*What to do:* Below are some entries; can you quote all of them exactly?

--- Start ---

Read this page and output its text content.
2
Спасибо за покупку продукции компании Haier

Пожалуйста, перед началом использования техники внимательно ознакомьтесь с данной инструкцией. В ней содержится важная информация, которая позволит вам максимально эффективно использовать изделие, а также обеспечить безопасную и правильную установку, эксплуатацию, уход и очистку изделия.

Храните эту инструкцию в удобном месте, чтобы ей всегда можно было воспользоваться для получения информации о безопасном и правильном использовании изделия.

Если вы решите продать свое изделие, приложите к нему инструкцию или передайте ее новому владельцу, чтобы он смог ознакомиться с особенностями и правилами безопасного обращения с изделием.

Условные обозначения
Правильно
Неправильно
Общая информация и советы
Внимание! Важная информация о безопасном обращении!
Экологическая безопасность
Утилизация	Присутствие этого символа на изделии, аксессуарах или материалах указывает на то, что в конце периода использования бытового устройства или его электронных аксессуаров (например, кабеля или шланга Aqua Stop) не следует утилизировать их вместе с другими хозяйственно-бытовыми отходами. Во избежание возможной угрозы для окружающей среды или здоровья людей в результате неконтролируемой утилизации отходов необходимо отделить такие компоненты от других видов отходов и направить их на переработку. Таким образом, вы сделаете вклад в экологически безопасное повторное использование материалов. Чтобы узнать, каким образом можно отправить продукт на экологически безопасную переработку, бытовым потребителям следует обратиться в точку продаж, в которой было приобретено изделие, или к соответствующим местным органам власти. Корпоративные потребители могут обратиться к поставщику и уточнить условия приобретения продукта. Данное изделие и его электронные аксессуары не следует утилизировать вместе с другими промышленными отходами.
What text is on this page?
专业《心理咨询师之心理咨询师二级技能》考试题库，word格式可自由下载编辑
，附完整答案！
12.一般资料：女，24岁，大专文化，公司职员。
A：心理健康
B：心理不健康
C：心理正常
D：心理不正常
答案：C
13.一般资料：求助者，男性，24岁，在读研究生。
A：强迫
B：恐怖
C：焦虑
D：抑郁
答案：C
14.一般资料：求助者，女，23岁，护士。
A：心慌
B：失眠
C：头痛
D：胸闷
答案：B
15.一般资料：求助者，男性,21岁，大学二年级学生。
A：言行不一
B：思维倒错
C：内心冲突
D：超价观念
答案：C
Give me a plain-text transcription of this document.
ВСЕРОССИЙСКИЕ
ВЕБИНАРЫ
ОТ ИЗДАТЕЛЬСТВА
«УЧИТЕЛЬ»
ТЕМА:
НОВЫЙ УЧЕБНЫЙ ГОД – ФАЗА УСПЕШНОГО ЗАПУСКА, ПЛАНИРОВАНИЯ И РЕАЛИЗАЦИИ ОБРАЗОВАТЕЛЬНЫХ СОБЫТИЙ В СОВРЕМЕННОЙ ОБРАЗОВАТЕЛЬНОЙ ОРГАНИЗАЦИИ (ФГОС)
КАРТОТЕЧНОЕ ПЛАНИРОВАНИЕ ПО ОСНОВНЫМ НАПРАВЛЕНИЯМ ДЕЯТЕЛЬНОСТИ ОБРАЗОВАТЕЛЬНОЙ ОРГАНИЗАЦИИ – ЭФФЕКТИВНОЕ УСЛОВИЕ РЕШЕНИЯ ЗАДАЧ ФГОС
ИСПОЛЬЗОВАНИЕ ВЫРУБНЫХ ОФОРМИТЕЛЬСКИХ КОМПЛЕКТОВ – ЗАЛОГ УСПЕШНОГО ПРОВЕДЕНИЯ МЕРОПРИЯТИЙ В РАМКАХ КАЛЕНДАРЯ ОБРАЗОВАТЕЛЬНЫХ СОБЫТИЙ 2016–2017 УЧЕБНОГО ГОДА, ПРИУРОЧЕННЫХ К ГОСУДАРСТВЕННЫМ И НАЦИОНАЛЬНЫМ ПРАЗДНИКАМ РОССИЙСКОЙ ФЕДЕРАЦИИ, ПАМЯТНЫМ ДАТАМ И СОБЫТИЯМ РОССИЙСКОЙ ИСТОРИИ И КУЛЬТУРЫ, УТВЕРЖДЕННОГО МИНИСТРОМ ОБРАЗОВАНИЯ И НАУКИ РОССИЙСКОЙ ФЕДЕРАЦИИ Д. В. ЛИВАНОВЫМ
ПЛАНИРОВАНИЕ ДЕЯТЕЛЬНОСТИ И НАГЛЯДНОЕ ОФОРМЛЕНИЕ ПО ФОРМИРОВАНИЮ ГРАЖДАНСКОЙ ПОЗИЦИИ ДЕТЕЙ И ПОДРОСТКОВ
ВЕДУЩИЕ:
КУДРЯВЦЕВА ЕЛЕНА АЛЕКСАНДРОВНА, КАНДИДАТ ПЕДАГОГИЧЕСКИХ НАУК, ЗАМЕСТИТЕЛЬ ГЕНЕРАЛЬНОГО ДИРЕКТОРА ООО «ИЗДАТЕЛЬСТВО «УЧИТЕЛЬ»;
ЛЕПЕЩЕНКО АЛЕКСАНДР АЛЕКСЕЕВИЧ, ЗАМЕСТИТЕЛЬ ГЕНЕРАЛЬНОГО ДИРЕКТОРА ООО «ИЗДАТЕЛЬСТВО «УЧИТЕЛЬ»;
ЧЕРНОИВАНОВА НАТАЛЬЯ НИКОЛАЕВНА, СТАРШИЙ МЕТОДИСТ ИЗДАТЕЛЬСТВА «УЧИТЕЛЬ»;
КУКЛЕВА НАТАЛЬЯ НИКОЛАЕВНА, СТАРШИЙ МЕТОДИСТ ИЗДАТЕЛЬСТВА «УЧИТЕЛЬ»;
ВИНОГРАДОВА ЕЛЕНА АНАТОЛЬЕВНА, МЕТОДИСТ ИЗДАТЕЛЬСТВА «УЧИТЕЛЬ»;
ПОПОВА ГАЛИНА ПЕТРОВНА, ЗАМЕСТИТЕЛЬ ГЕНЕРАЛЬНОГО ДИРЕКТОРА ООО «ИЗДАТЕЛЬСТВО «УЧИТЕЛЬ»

--- End ---

*The response:*
Read this page and output its text content.
2
Спасибо за покупку продукции компании Haier

Пожалуйста, перед началом использования техники внимательно ознакомьтесь с данной инструкцией. В ней содержится важная информация, которая позволит вам максимально эффективно использовать изделие, а также обеспечить безопасную и правильную установку, эксплуатацию, уход и очистку изделия.

Храните эту инструкцию в удобном месте, чтобы ей всегда можно было воспользоваться для получения информации о безопасном и правильном использовании изделия.

Если вы решите продать свое изделие, приложите к нему инструкцию или передайте ее новому владельцу, чтобы он смог ознакомиться с особенностями и правилами безопасного обращения с изделием.

Условные обозначения
Правильно
Неправильно
Общая информация и советы
Внимание! Важная информация о безопасном обращении!
Экологическая безопасность
Утилизация	Присутствие этого символа на изделии, аксессуарах или материалах указывает на то, что в конце периода использования бытового устройства или его электронных аксессуаров (например, кабеля или шланга Aqua Stop) не следует утилизировать их вместе с другими хозяйственно-бытовыми отходами. Во избежание возможной угрозы для окружающей среды или здоровья людей в результате неконтролируемой утилизации отходов необходимо отделить такие компоненты от других видов отходов и направить их на переработку. Таким образом, вы сделаете вклад в экологически безопасное повторное использование материалов. Чтобы узнать, каким образом можно отправить продукт на экологически безопасную переработку, бытовым потребителям следует обратиться в точку продаж, в которой было приобретено изделие, или к соответствующим местным органам власти. Корпоративные потребители могут обратиться к поставщику и уточнить условия приобретения продукта. Данное изделие и его электронные аксессуары не следует утилизировать вместе с другими промышленными отходами.
What text is on this page?
专业《心理咨询师之心理咨询师二级技能》考试题库，word格式可自由下载编辑
，附完整答案！
12.一般资料：女，24岁，大专文化，公司职员。
A：心理健康
B：心理不健康
C：心理正常
D：心理不正常
答案：C
13.一般资料：求助者，男性，24岁，在读研究生。
A：强迫
B：恐怖
C：焦虑
D：抑郁
答案：C
14.一般资料：求助者，女，23岁，护士。
A：心慌
B：失眠
C：头痛
D：胸闷
答案：B
15.一般资料：求助者，男性,21岁，大学二年级学生。
A：言行不一
B：思维倒错
C：内心冲突
D：超价观念
答案：C
Give me a plain-text transcription of this document.
ВСЕРОССИЙСКИЕ
ВЕБИНАРЫ
ОТ ИЗДАТЕЛЬСТВА
«УЧИТЕЛЬ»
ТЕМА:
НОВЫЙ УЧЕБНЫЙ ГОД – ФАЗА УСПЕШНОГО ЗАПУСКА, ПЛАНИРОВАНИЯ И РЕАЛИЗАЦИИ ОБРАЗОВАТЕЛЬНЫХ СОБЫТИЙ В СОВРЕМЕННОЙ ОБРАЗОВАТЕЛЬНОЙ ОРГАНИЗАЦИИ (ФГОС)
КАРТОТЕЧНОЕ ПЛАНИРОВАНИЕ ПО ОСНОВНЫМ НАПРАВЛЕНИЯМ ДЕЯТЕЛЬНОСТИ ОБРАЗОВАТЕЛЬНОЙ ОРГАНИЗАЦИИ – ЭФФЕКТИВНОЕ УСЛОВИЕ РЕШЕНИЯ ЗАДАЧ ФГОС
ИСПОЛЬЗОВАНИЕ ВЫРУБНЫХ ОФОРМИТЕЛЬСКИХ КОМПЛЕКТОВ – ЗАЛОГ УСПЕШНОГО ПРОВЕДЕНИЯ МЕРОПРИЯТИЙ В РАМКАХ КАЛЕНДАРЯ ОБРАЗОВАТЕЛЬНЫХ СОБЫТИЙ 2016–2017 УЧЕБНОГО ГОДА, ПРИУРОЧЕННЫХ К ГОСУДАРСТВЕННЫМ И НАЦИОНАЛЬНЫМ ПРАЗДНИКАМ РОССИЙСКОЙ ФЕДЕРАЦИИ, ПАМЯТНЫМ ДАТАМ И СОБЫТИЯМ РОССИЙСКОЙ ИСТОРИИ И КУЛЬТУРЫ, УТВЕРЖДЕННОГО МИНИСТРОМ ОБРАЗОВАНИЯ И НАУКИ РОССИЙСКОЙ ФЕДЕРАЦИИ Д. В. ЛИВАНОВЫМ
ПЛАНИРОВАНИЕ ДЕЯТЕЛЬНОСТИ И НАГЛЯДНОЕ ОФОРМЛЕНИЕ ПО ФОРМИРОВАНИЮ ГРАЖДАНСКОЙ ПОЗИЦИИ ДЕТЕЙ И ПОДРОСТКОВ
ВЕДУЩИЕ:
КУДРЯВЦЕВА ЕЛЕНА АЛЕКСАНДРОВНА, КАНДИДАТ ПЕДАГОГИЧЕСКИХ НАУК, ЗАМЕСТИТЕЛЬ ГЕНЕРАЛЬНОГО ДИРЕКТОРА ООО «ИЗДАТЕЛЬСТВО «УЧИТЕЛЬ»;
ЛЕПЕЩЕНКО АЛЕКСАНДР АЛЕКСЕЕВИЧ, ЗАМЕСТИТЕЛЬ ГЕНЕРАЛЬНОГО ДИРЕКТОРА ООО «ИЗДАТЕЛЬСТВО «УЧИТЕЛЬ»;
ЧЕРНОИВАНОВА НАТАЛЬЯ НИКОЛАЕВНА, СТАРШИЙ МЕТОДИСТ ИЗДАТЕЛЬСТВА «УЧИТЕЛЬ»;
КУКЛЕВА НАТАЛЬЯ НИКОЛАЕВНА, СТАРШИЙ МЕТОДИСТ ИЗДАТЕЛЬСТВА «УЧИТЕЛЬ»;
ВИНОГРАДОВА ЕЛЕНА АНАТОЛЬЕВНА, МЕТОДИСТ ИЗДАТЕЛЬСТВА «УЧИТЕЛЬ»;
ПОПОВА ГАЛИНА ПЕТРОВНА, ЗАМЕСТИТЕЛЬ ГЕНЕРАЛЬНОГО ДИРЕКТОРА ООО «ИЗДАТЕЛЬСТВО «УЧИТЕЛЬ»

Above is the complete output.